Collection entries
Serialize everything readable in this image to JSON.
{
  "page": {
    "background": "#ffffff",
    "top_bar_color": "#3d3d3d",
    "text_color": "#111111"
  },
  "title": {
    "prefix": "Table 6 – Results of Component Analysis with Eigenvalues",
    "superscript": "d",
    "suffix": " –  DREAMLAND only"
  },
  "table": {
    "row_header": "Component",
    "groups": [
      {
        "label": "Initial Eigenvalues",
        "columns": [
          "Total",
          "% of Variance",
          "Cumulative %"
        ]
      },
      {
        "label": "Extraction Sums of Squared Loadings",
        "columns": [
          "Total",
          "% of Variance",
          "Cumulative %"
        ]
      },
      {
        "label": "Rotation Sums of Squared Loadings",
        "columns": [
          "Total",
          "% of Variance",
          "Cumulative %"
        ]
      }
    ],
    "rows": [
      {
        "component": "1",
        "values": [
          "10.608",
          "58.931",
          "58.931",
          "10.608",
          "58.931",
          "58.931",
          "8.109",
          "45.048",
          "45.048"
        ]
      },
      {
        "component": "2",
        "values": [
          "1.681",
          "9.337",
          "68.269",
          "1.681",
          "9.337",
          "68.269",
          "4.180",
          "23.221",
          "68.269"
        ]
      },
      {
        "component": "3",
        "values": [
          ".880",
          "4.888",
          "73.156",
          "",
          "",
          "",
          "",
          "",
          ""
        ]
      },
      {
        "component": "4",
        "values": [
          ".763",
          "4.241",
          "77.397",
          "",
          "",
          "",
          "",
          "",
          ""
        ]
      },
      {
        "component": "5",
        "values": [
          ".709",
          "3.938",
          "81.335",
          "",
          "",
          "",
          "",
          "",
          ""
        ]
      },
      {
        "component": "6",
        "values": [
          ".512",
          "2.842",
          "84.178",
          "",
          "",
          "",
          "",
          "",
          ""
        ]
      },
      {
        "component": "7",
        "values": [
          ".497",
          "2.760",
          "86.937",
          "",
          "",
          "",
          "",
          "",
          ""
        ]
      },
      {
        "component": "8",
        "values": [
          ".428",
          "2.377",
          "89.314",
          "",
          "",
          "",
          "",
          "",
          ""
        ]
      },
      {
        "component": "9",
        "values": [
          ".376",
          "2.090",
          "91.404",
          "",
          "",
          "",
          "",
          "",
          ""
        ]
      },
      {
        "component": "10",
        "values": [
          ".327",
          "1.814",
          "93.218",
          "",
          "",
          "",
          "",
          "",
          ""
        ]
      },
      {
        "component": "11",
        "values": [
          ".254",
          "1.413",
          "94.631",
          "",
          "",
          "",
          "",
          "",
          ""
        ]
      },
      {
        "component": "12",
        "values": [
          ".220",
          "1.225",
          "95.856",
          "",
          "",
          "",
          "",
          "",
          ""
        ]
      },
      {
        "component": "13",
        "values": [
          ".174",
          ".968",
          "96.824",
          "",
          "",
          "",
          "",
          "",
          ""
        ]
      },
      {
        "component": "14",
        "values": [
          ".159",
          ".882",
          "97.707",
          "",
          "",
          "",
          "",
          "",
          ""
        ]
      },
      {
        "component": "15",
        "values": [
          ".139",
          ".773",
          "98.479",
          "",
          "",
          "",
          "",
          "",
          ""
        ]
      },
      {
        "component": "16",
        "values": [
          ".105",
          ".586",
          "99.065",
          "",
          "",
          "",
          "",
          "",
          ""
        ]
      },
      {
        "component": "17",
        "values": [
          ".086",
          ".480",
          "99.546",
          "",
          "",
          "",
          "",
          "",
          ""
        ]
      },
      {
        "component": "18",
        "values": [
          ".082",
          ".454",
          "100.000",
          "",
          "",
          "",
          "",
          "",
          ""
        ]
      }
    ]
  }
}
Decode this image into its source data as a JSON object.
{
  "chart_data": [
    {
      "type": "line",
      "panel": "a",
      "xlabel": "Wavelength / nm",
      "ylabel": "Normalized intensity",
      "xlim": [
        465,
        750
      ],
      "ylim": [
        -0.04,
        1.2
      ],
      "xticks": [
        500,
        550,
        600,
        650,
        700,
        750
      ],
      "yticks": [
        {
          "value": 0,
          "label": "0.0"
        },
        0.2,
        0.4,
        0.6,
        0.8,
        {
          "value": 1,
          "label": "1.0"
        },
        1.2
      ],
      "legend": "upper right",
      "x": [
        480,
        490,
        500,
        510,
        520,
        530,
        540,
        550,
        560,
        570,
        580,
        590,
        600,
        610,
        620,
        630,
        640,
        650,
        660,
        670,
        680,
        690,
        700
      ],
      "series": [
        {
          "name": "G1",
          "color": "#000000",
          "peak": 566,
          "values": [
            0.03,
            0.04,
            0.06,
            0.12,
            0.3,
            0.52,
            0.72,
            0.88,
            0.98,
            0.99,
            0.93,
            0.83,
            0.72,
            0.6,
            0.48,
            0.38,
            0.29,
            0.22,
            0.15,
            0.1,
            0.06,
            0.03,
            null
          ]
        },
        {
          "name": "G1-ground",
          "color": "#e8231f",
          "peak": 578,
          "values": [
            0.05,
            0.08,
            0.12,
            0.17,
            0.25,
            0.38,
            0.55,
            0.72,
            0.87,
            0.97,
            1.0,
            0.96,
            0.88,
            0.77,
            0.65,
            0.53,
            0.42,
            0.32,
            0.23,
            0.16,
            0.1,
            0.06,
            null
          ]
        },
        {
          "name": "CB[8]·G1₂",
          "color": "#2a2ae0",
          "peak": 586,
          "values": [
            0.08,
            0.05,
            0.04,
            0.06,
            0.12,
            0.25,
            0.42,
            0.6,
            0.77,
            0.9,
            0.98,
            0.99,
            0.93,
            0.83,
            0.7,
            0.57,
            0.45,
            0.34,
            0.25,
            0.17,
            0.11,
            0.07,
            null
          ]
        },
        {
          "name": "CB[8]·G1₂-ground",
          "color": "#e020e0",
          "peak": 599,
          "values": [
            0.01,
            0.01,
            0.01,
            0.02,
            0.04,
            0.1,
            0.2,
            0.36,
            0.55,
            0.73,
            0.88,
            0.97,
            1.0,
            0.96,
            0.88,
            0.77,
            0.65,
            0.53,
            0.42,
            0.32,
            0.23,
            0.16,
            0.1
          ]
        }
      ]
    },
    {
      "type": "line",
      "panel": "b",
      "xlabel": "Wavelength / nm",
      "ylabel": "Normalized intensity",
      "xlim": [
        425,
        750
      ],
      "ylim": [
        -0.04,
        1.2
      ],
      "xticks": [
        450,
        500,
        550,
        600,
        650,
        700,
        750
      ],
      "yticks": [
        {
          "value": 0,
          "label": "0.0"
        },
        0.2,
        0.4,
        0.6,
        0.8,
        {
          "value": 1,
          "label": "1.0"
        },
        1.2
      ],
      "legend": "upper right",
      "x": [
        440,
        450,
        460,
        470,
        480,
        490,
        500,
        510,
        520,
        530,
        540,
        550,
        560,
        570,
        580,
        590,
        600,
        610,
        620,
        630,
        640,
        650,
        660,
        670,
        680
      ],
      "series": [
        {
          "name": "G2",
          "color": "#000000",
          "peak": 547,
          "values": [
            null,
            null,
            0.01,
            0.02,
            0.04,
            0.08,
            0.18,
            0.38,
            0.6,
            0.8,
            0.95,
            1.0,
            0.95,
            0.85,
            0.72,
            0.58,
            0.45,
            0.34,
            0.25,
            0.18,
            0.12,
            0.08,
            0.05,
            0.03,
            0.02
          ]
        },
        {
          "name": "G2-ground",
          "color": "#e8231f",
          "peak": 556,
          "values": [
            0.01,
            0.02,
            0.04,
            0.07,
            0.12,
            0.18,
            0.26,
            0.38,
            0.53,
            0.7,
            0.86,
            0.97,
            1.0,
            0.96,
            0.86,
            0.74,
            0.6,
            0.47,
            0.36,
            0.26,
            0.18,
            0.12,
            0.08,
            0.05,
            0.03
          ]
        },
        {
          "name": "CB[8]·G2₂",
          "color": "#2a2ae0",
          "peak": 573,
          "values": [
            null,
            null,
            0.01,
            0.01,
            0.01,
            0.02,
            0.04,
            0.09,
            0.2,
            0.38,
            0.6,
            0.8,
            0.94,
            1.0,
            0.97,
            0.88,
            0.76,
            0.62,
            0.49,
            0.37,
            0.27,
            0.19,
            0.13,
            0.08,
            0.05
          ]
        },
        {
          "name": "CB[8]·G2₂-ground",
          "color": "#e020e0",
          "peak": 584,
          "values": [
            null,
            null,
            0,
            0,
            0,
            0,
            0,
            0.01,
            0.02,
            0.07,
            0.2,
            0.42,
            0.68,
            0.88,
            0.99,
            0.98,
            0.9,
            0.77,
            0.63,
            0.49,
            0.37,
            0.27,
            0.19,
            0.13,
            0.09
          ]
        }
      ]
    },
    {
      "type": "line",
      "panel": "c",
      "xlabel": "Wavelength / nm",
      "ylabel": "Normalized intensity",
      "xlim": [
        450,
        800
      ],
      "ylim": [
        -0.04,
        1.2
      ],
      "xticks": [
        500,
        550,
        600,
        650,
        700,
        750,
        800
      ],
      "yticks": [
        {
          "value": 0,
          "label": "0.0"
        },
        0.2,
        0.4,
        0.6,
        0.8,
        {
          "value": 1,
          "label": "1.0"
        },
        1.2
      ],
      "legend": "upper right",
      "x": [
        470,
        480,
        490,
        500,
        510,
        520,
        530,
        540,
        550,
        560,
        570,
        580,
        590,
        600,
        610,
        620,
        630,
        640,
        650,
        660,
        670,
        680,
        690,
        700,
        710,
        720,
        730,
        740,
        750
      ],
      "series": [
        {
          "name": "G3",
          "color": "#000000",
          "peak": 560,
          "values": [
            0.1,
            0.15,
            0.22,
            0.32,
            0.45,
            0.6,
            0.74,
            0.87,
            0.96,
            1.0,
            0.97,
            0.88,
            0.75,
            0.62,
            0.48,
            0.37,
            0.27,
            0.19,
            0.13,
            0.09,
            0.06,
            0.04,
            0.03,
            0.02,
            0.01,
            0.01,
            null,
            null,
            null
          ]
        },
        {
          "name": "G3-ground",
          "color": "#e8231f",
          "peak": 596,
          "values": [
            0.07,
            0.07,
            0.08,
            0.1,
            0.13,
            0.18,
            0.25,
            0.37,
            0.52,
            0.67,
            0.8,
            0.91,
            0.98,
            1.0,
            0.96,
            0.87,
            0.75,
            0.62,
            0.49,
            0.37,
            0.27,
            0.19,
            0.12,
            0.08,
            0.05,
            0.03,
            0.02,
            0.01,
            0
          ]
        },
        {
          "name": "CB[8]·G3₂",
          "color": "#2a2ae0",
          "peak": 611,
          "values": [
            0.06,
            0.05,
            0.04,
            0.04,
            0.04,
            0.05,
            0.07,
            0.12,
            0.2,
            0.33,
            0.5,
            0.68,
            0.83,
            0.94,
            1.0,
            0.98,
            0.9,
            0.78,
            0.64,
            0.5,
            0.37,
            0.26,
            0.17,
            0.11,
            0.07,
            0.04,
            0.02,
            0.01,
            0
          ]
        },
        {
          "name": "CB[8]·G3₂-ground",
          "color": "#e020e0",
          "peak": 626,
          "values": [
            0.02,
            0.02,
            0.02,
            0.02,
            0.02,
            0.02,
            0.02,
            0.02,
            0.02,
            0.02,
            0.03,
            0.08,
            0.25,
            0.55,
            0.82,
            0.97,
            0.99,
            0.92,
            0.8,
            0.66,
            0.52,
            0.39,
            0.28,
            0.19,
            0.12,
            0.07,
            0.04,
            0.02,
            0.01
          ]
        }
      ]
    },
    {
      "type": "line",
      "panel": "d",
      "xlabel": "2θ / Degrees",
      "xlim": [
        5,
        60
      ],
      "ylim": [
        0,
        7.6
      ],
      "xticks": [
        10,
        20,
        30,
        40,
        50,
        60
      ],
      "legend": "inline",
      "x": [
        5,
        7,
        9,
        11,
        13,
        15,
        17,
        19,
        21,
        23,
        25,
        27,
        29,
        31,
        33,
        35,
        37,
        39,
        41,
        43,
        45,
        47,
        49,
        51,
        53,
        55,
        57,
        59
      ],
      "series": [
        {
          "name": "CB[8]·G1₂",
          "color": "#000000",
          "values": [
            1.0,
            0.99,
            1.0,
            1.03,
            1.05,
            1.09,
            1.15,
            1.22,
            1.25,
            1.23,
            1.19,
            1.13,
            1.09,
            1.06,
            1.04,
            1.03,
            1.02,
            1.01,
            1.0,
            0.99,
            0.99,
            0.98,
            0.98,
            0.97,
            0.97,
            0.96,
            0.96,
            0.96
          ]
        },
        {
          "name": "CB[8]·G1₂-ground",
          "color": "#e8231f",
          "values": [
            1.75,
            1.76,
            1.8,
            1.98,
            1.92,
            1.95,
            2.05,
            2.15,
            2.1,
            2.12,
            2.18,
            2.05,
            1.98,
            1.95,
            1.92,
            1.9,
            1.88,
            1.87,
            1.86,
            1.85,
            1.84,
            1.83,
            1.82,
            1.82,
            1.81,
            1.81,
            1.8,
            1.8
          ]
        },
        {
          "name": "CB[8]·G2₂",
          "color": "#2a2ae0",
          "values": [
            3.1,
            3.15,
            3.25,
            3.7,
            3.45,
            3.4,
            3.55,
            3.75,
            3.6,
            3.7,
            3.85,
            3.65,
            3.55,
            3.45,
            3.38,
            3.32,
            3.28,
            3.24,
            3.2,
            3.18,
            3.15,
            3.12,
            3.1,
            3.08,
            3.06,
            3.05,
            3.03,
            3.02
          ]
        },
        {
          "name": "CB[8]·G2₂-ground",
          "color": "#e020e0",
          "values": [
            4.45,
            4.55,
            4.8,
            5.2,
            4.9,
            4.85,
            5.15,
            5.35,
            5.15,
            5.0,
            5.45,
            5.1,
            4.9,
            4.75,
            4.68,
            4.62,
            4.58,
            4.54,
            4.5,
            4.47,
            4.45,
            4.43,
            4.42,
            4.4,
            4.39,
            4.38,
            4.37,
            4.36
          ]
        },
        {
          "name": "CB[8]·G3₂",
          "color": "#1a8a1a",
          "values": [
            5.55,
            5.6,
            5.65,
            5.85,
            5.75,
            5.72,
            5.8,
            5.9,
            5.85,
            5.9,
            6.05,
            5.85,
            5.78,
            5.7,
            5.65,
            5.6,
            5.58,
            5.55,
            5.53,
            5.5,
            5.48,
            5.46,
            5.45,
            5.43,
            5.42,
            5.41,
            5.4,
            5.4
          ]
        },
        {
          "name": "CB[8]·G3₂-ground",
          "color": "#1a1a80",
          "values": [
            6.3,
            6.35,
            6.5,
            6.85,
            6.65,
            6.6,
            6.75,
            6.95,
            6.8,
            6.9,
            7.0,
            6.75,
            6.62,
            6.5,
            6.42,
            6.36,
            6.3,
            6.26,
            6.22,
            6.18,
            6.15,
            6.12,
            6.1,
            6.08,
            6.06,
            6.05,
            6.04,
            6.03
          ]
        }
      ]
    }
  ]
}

* CHALLENGE:
Gather each line in the data that holds the string "Eigenvalues".

* THE COMPLETED TASK:
    "prefix": "Table 6 – Results of Component Analysis with Eigenvalues",
        "label": "Initial Eigenvalues",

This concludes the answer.